> GIVEN INSTRUCTION
The data must be written out once more, precisely as given.
==========
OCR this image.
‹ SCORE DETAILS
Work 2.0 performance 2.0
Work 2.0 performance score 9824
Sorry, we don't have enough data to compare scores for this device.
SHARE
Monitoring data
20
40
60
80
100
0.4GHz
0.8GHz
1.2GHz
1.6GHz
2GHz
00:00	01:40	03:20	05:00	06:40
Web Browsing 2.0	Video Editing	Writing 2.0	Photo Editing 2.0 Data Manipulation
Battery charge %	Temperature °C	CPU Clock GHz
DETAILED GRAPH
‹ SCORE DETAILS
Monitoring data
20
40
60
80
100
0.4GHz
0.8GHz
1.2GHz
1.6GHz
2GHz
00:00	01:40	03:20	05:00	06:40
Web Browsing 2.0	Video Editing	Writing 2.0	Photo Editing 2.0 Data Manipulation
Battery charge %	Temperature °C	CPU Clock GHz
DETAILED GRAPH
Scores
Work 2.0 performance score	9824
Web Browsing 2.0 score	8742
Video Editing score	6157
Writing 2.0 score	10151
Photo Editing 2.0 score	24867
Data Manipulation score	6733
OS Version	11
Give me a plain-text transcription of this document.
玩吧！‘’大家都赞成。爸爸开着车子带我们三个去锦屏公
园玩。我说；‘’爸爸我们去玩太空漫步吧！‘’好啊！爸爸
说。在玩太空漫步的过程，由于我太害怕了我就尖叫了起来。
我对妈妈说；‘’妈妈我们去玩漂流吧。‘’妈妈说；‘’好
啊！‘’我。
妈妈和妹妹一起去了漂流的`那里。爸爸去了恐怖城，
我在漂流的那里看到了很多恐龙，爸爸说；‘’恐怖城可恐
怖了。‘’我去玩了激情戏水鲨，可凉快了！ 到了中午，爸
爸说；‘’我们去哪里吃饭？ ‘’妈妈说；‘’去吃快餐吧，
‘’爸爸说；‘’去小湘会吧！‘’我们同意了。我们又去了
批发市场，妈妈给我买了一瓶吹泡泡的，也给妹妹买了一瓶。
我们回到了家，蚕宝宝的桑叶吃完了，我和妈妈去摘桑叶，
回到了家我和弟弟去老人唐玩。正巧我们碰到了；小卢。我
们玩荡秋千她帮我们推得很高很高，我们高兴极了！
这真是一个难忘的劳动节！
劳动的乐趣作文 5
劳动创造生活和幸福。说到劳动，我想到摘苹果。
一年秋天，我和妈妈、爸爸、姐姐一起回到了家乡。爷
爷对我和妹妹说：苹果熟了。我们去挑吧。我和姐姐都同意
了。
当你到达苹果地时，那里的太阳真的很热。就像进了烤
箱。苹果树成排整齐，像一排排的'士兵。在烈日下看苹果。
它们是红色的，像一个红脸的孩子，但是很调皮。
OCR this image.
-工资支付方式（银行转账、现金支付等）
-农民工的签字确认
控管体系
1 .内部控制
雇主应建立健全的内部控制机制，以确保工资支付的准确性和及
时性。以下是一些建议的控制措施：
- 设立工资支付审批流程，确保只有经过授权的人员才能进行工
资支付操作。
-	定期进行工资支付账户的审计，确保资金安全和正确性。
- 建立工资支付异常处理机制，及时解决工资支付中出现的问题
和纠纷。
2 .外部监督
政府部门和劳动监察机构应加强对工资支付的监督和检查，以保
==========
> CORRECT ANSWER
OCR this image.
‹ SCORE DETAILS
Work 2.0 performance 2.0
Work 2.0 performance score 9824
Sorry, we don't have enough data to compare scores for this device.
SHARE
Monitoring data
20
40
60
80
100
0.4GHz
0.8GHz
1.2GHz
1.6GHz
2GHz
00:00	01:40	03:20	05:00	06:40
Web Browsing 2.0	Video Editing	Writing 2.0	Photo Editing 2.0 Data Manipulation
Battery charge %	Temperature °C	CPU Clock GHz
DETAILED GRAPH
‹ SCORE DETAILS
Monitoring data
20
40
60
80
100
0.4GHz
0.8GHz
1.2GHz
1.6GHz
2GHz
00:00	01:40	03:20	05:00	06:40
Web Browsing 2.0	Video Editing	Writing 2.0	Photo Editing 2.0 Data Manipulation
Battery charge %	Temperature °C	CPU Clock GHz
DETAILED GRAPH
Scores
Work 2.0 performance score	9824
Web Browsing 2.0 score	8742
Video Editing score	6157
Writing 2.0 score	10151
Photo Editing 2.0 score	24867
Data Manipulation score	6733
OS Version	11
Give me a plain-text transcription of this document.
玩吧！‘’大家都赞成。爸爸开着车子带我们三个去锦屏公
园玩。我说；‘’爸爸我们去玩太空漫步吧！‘’好啊！爸爸
说。在玩太空漫步的过程，由于我太害怕了我就尖叫了起来。
我对妈妈说；‘’妈妈我们去玩漂流吧。‘’妈妈说；‘’好
啊！‘’我。
妈妈和妹妹一起去了漂流的`那里。爸爸去了恐怖城，
我在漂流的那里看到了很多恐龙，爸爸说；‘’恐怖城可恐
怖了。‘’我去玩了激情戏水鲨，可凉快了！ 到了中午，爸
爸说；‘’我们去哪里吃饭？ ‘’妈妈说；‘’去吃快餐吧，
‘’爸爸说；‘’去小湘会吧！‘’我们同意了。我们又去了
批发市场，妈妈给我买了一瓶吹泡泡的，也给妹妹买了一瓶。
我们回到了家，蚕宝宝的桑叶吃完了，我和妈妈去摘桑叶，
回到了家我和弟弟去老人唐玩。正巧我们碰到了；小卢。我
们玩荡秋千她帮我们推得很高很高，我们高兴极了！
这真是一个难忘的劳动节！
劳动的乐趣作文 5
劳动创造生活和幸福。说到劳动，我想到摘苹果。
一年秋天，我和妈妈、爸爸、姐姐一起回到了家乡。爷
爷对我和妹妹说：苹果熟了。我们去挑吧。我和姐姐都同意
了。
当你到达苹果地时，那里的太阳真的很热。就像进了烤
箱。苹果树成排整齐，像一排排的'士兵。在烈日下看苹果。
它们是红色的，像一个红脸的孩子，但是很调皮。
OCR this image.
-工资支付方式（银行转账、现金支付等）
-农民工的签字确认
控管体系
1 .内部控制
雇主应建立健全的内部控制机制，以确保工资支付的准确性和及
时性。以下是一些建议的控制措施：
- 设立工资支付审批流程，确保只有经过授权的人员才能进行工
资支付操作。
-	定期进行工资支付账户的审计，确保资金安全和正确性。
- 建立工资支付异常处理机制，及时解决工资支付中出现的问题
和纠纷。
2 .外部监督
政府部门和劳动监察机构应加强对工资支付的监督和检查，以保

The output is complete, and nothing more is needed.